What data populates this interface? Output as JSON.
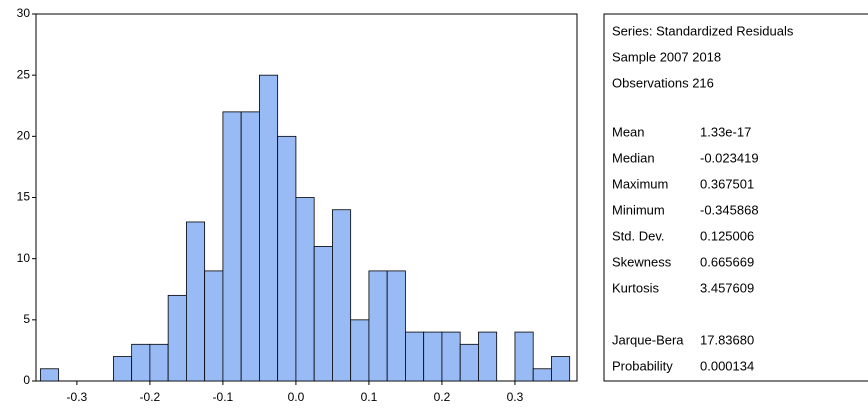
{
  "chart_data": {
    "type": "histogram",
    "bins": [
      -0.35,
      -0.325,
      -0.3,
      -0.275,
      -0.25,
      -0.225,
      -0.2,
      -0.175,
      -0.15,
      -0.125,
      -0.1,
      -0.075,
      -0.05,
      -0.025,
      0,
      0.025,
      0.05,
      0.075,
      0.1,
      0.125,
      0.15,
      0.175,
      0.2,
      0.225,
      0.25,
      0.275,
      0.3,
      0.325,
      0.35,
      0.375
    ],
    "values": [
      1,
      0,
      0,
      0,
      2,
      3,
      3,
      7,
      13,
      9,
      22,
      22,
      25,
      20,
      15,
      11,
      14,
      5,
      9,
      9,
      4,
      4,
      4,
      3,
      4,
      0,
      4,
      1,
      2
    ],
    "color": "#99bbf5",
    "xlim": [
      -0.356,
      0.385
    ],
    "xticks": [
      -0.3,
      -0.2,
      -0.1,
      {
        "value": 0,
        "label": "0.0"
      },
      0.1,
      0.2,
      0.3
    ],
    "ylim": [
      0,
      30
    ],
    "yticks": [
      0,
      5,
      10,
      15,
      20,
      25,
      30
    ],
    "stats_header": [
      "Series: Standardized Residuals",
      "Sample 2007 2018",
      "Observations 216"
    ],
    "stats": [
      {
        "label": "Mean",
        "value": "1.33e-17"
      },
      {
        "label": "Median",
        "value": "-0.023419"
      },
      {
        "label": "Maximum",
        "value": "0.367501"
      },
      {
        "label": "Minimum",
        "value": "-0.345868"
      },
      {
        "label": "Std. Dev.",
        "value": "0.125006"
      },
      {
        "label": "Skewness",
        "value": "0.665669"
      },
      {
        "label": "Kurtosis",
        "value": "3.457609"
      }
    ],
    "test_stats": [
      {
        "label": "Jarque-Bera",
        "value": "17.83680"
      },
      {
        "label": "Probability",
        "value": "0.000134"
      }
    ]
  }
}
# # #
▸ Job: Repeat the lines above exactly, and keep every picture out.

▸ Task result:
What data populates this interface? Output as JSON.
{
  "chart_data": {
    "type": "histogram",
    "bins": [
      -0.35,
      -0.325,
      -0.3,
      -0.275,
      -0.25,
      -0.225,
      -0.2,
      -0.175,
      -0.15,
      -0.125,
      -0.1,
      -0.075,
      -0.05,
      -0.025,
      0,
      0.025,
      0.05,
      0.075,
      0.1,
      0.125,
      0.15,
      0.175,
      0.2,
      0.225,
      0.25,
      0.275,
      0.3,
      0.325,
      0.35,
      0.375
    ],
    "values": [
      1,
      0,
      0,
      0,
      2,
      3,
      3,
      7,
      13,
      9,
      22,
      22,
      25,
      20,
      15,
      11,
      14,
      5,
      9,
      9,
      4,
      4,
      4,
      3,
      4,
      0,
      4,
      1,
      2
    ],
    "color": "#99bbf5",
    "xlim": [
      -0.356,
      0.385
    ],
    "xticks": [
      -0.3,
      -0.2,
      -0.1,
      {
        "value": 0,
        "label": "0.0"
      },
      0.1,
      0.2,
      0.3
    ],
    "ylim": [
      0,
      30
    ],
    "yticks": [
      0,
      5,
      10,
      15,
      20,
      25,
      30
    ],
    "stats_header": [
      "Series: Standardized Residuals",
      "Sample 2007 2018",
      "Observations 216"
    ],
    "stats": [
      {
        "label": "Mean",
        "value": "1.33e-17"
      },
      {
        "label": "Median",
        "value": "-0.023419"
      },
      {
        "label": "Maximum",
        "value": "0.367501"
      },
      {
        "label": "Minimum",
        "value": "-0.345868"
      },
      {
        "label": "Std. Dev.",
        "value": "0.125006"
      },
      {
        "label": "Skewness",
        "value": "0.665669"
      },
      {
        "label": "Kurtosis",
        "value": "3.457609"
      }
    ],
    "test_stats": [
      {
        "label": "Jarque-Bera",
        "value": "17.83680"
      },
      {
        "label": "Probability",
        "value": "0.000134"
      }
    ]
  }
}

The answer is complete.